PROBLEM DETAILS – Each record below must be returned exactly as shown.

DATA SHOWN –
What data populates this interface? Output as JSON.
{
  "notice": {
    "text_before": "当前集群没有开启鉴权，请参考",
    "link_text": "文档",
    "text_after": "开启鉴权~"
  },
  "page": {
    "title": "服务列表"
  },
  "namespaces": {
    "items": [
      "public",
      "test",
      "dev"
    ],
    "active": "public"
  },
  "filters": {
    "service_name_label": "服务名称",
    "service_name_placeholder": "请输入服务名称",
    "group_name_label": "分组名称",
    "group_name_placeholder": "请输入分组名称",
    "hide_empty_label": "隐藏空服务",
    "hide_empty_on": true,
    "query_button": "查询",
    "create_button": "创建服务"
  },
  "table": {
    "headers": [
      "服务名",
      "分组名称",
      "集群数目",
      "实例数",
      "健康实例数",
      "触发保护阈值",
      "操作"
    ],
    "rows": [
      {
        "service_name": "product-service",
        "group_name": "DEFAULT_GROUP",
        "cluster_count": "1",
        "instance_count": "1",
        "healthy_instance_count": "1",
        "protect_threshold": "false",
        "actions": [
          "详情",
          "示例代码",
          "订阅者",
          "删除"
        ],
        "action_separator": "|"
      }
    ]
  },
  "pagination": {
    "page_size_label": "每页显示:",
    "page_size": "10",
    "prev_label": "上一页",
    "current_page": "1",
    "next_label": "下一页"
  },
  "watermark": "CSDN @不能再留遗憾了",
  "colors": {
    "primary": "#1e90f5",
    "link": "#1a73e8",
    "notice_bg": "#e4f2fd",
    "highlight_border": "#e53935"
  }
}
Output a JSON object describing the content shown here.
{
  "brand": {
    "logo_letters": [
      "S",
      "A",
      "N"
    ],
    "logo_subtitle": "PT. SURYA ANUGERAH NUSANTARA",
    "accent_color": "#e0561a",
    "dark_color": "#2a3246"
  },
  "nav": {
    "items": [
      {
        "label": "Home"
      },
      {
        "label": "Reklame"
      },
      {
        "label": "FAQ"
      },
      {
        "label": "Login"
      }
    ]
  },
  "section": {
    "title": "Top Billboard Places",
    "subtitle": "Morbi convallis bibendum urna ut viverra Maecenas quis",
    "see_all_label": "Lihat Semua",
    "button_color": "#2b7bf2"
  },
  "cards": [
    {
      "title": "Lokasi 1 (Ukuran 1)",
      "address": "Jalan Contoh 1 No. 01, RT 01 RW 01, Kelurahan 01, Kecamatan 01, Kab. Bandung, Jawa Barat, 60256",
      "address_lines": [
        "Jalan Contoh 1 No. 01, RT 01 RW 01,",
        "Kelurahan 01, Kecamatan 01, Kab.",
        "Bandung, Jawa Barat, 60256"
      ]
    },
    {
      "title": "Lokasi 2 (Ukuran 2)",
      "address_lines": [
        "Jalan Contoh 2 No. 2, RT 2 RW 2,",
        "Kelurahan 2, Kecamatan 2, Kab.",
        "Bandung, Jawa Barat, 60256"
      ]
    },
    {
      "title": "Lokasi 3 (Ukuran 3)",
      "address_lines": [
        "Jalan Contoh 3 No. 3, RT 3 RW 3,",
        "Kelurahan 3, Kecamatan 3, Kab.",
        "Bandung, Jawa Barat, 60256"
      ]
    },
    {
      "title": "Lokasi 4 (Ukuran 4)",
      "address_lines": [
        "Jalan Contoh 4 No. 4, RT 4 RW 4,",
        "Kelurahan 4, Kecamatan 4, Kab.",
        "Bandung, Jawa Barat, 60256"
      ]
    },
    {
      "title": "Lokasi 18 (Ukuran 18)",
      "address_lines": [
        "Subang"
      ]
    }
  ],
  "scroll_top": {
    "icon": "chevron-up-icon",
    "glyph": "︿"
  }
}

FULL OUTPUT –
What data populates this interface? Output as JSON.
{
  "notice": {
    "text_before": "当前集群没有开启鉴权，请参考",
    "link_text": "文档",
    "text_after": "开启鉴权~"
  },
  "page": {
    "title": "服务列表"
  },
  "namespaces": {
    "items": [
      "public",
      "test",
      "dev"
    ],
    "active": "public"
  },
  "filters": {
    "service_name_label": "服务名称",
    "service_name_placeholder": "请输入服务名称",
    "group_name_label": "分组名称",
    "group_name_placeholder": "请输入分组名称",
    "hide_empty_label": "隐藏空服务",
    "hide_empty_on": true,
    "query_button": "查询",
    "create_button": "创建服务"
  },
  "table": {
    "headers": [
      "服务名",
      "分组名称",
      "集群数目",
      "实例数",
      "健康实例数",
      "触发保护阈值",
      "操作"
    ],
    "rows": [
      {
        "service_name": "product-service",
        "group_name": "DEFAULT_GROUP",
        "cluster_count": "1",
        "instance_count": "1",
        "healthy_instance_count": "1",
        "protect_threshold": "false",
        "actions": [
          "详情",
          "示例代码",
          "订阅者",
          "删除"
        ],
        "action_separator": "|"
      }
    ]
  },
  "pagination": {
    "page_size_label": "每页显示:",
    "page_size": "10",
    "prev_label": "上一页",
    "current_page": "1",
    "next_label": "下一页"
  },
  "watermark": "CSDN @不能再留遗憾了",
  "colors": {
    "primary": "#1e90f5",
    "link": "#1a73e8",
    "notice_bg": "#e4f2fd",
    "highlight_border": "#e53935"
  }
}
Output a JSON object describing the content shown here.
{
  "brand": {
    "logo_letters": [
      "S",
      "A",
      "N"
    ],
    "logo_subtitle": "PT. SURYA ANUGERAH NUSANTARA",
    "accent_color": "#e0561a",
    "dark_color": "#2a3246"
  },
  "nav": {
    "items": [
      {
        "label": "Home"
      },
      {
        "label": "Reklame"
      },
      {
        "label": "FAQ"
      },
      {
        "label": "Login"
      }
    ]
  },
  "section": {
    "title": "Top Billboard Places",
    "subtitle": "Morbi convallis bibendum urna ut viverra Maecenas quis",
    "see_all_label": "Lihat Semua",
    "button_color": "#2b7bf2"
  },
  "cards": [
    {
      "title": "Lokasi 1 (Ukuran 1)",
      "address": "Jalan Contoh 1 No. 01, RT 01 RW 01, Kelurahan 01, Kecamatan 01, Kab. Bandung, Jawa Barat, 60256",
      "address_lines": [
        "Jalan Contoh 1 No. 01, RT 01 RW 01,",
        "Kelurahan 01, Kecamatan 01, Kab.",
        "Bandung, Jawa Barat, 60256"
      ]
    },
    {
      "title": "Lokasi 2 (Ukuran 2)",
      "address_lines": [
        "Jalan Contoh 2 No. 2, RT 2 RW 2,",
        "Kelurahan 2, Kecamatan 2, Kab.",
        "Bandung, Jawa Barat, 60256"
      ]
    },
    {
      "title": "Lokasi 3 (Ukuran 3)",
      "address_lines": [
        "Jalan Contoh 3 No. 3, RT 3 RW 3,",
        "Kelurahan 3, Kecamatan 3, Kab.",
        "Bandung, Jawa Barat, 60256"
      ]
    },
    {
      "title": "Lokasi 4 (Ukuran 4)",
      "address_lines": [
        "Jalan Contoh 4 No. 4, RT 4 RW 4,",
        "Kelurahan 4, Kecamatan 4, Kab.",
        "Bandung, Jawa Barat, 60256"
      ]
    },
    {
      "title": "Lokasi 18 (Ukuran 18)",
      "address_lines": [
        "Subang"
      ]
    }
  ],
  "scroll_top": {
    "icon": "chevron-up-icon",
    "glyph": "︿"
  }
}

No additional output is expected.